- WHAT THE TASK ASKS:
Copy every line of the listing that holds the string "решения".

------------------------------------------------------------

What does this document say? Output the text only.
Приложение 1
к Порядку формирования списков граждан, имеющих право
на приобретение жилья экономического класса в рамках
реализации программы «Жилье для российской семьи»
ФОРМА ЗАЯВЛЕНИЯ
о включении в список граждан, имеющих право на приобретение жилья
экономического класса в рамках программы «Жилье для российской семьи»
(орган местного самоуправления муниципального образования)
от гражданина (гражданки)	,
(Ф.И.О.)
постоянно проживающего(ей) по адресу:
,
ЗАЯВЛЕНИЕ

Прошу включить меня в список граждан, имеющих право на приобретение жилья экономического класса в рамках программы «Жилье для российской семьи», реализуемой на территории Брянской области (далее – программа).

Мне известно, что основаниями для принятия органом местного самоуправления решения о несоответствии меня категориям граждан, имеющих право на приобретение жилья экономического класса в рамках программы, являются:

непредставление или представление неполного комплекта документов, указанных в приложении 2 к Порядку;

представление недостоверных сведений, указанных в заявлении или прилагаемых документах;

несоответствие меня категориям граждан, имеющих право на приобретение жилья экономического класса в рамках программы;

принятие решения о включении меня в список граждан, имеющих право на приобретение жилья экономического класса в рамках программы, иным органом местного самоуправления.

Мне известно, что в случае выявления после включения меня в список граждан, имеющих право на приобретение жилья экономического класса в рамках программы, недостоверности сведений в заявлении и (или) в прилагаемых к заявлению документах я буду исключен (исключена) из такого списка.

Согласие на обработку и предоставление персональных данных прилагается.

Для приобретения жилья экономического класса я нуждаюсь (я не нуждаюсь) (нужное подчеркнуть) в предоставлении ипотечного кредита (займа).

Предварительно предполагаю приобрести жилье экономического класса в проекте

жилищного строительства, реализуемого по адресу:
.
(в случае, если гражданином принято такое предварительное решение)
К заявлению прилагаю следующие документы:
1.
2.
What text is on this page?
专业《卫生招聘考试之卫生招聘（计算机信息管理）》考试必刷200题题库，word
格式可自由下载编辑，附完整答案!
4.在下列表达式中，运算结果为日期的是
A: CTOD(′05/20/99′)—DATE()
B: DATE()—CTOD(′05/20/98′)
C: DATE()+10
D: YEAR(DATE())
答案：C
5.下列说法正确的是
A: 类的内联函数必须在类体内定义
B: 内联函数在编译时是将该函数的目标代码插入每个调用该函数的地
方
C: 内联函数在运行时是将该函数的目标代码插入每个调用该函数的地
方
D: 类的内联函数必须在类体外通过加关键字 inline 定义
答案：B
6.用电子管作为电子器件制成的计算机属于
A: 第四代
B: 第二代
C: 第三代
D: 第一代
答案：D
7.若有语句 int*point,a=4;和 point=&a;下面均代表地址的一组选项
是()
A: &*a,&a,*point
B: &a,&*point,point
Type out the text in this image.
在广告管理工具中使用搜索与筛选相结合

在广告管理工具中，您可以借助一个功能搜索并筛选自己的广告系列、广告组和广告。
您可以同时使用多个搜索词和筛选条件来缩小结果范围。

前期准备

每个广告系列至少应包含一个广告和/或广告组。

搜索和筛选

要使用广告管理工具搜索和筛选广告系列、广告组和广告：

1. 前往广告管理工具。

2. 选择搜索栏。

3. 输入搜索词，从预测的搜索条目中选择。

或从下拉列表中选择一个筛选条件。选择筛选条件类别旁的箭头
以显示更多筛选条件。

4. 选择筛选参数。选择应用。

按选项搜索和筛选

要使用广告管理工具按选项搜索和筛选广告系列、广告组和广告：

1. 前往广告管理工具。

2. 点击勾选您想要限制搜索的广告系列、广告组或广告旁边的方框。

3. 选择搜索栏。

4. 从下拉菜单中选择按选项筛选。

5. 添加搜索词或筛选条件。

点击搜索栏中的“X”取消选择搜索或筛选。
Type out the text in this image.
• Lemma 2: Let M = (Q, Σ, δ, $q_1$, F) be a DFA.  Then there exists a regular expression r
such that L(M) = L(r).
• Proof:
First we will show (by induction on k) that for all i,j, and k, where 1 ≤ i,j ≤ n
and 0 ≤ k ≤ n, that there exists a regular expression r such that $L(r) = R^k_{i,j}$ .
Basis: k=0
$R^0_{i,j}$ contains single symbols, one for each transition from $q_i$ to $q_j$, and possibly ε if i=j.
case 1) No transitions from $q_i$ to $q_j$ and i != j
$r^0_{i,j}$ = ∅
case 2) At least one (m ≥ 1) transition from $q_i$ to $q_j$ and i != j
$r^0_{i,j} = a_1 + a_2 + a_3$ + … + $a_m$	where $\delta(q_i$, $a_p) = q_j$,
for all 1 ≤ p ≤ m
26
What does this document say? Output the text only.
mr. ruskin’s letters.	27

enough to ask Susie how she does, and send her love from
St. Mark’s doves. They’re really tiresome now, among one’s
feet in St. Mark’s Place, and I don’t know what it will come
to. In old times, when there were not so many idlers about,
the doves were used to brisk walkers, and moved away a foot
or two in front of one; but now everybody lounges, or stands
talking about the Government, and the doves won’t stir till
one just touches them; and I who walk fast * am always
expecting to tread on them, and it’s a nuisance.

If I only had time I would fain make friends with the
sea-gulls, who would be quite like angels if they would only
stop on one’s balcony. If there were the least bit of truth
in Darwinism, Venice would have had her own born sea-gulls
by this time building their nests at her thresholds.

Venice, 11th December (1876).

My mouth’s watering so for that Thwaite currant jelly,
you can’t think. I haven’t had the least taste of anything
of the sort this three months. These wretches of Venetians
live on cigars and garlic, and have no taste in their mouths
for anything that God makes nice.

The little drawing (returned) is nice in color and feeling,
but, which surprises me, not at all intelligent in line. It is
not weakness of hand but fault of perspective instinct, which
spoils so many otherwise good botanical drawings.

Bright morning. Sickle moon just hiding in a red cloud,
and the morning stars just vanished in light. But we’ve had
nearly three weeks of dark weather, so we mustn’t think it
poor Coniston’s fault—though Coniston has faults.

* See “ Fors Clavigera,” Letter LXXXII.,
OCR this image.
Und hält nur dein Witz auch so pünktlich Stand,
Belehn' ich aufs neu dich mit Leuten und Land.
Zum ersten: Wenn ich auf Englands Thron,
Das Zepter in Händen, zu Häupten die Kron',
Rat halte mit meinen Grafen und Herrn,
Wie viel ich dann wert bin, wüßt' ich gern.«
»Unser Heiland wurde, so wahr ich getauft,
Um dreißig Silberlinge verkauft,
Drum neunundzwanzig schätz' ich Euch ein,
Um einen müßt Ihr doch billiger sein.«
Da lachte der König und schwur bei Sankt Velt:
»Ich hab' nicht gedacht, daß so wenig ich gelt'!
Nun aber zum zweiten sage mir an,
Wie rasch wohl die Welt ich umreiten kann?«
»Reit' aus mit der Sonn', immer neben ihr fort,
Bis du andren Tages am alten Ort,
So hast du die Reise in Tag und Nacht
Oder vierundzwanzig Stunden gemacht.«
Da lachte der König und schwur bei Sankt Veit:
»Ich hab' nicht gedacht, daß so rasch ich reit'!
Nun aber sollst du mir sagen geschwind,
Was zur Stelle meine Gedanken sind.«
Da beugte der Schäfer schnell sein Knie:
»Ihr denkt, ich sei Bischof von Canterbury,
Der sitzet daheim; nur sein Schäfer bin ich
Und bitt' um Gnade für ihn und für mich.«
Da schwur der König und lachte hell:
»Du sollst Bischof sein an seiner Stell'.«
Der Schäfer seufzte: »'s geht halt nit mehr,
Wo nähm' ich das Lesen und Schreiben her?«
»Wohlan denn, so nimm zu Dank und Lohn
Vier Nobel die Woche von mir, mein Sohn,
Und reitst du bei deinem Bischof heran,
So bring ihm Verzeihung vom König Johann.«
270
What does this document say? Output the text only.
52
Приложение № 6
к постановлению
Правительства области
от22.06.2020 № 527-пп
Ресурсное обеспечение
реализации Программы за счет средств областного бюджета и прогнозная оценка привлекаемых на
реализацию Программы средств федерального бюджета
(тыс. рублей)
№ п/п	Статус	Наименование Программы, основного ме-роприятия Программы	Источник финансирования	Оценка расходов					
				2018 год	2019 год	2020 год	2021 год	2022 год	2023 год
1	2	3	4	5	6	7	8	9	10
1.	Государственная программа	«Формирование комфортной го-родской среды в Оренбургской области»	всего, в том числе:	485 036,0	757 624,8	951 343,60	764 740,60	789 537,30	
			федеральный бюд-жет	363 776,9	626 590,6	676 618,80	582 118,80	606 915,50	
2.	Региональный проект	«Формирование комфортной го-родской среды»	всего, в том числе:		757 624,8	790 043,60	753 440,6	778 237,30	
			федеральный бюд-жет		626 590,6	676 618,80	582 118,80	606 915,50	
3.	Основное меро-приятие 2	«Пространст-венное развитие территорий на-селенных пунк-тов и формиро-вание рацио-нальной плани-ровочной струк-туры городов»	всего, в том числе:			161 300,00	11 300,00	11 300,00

------------------------------------------------------------

- THE OUTPUT:
Мне известно, что основаниями для принятия органом местного самоуправления решения о несоответствии меня категориям граждан, имеющих право на приобретение жилья экономического класса в рамках программы, являются:
принятие решения о включении меня в список граждан, имеющих право на приобретение жилья экономического класса в рамках программы, иным органом местного самоуправления.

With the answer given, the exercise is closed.